**Aim of the exercise**
Gather, from the listing beneath this task, every line holding the string "Dermal".
--- Data for this task ---
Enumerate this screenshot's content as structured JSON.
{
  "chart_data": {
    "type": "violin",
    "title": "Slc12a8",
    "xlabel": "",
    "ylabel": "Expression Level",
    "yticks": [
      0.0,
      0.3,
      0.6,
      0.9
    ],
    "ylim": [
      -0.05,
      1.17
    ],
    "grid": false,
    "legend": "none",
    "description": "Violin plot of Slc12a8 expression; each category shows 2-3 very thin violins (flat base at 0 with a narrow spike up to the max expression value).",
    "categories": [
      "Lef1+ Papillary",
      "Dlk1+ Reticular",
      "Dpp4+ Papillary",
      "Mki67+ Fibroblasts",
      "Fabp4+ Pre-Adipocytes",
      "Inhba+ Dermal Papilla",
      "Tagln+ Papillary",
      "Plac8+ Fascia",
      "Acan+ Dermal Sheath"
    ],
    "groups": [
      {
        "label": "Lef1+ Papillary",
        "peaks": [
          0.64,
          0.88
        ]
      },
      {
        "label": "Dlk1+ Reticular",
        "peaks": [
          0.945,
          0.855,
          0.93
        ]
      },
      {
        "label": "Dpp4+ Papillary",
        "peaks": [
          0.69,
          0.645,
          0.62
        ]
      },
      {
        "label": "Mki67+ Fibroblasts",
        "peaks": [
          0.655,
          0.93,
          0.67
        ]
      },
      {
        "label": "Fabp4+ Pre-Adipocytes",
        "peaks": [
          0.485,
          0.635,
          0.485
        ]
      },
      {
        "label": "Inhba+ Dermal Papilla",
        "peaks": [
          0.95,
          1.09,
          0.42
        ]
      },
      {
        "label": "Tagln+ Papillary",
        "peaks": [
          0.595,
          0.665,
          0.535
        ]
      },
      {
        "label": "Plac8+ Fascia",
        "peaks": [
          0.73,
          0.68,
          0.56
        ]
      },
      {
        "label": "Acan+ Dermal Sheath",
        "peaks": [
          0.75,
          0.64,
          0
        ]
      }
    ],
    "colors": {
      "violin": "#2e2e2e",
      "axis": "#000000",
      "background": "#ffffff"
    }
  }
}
---
**Expected answer**
      "Inhba+ Dermal Papilla",
      "Acan+ Dermal Sheath"
        "label": "Inhba+ Dermal Papilla",
        "label": "Acan+ Dermal Sheath",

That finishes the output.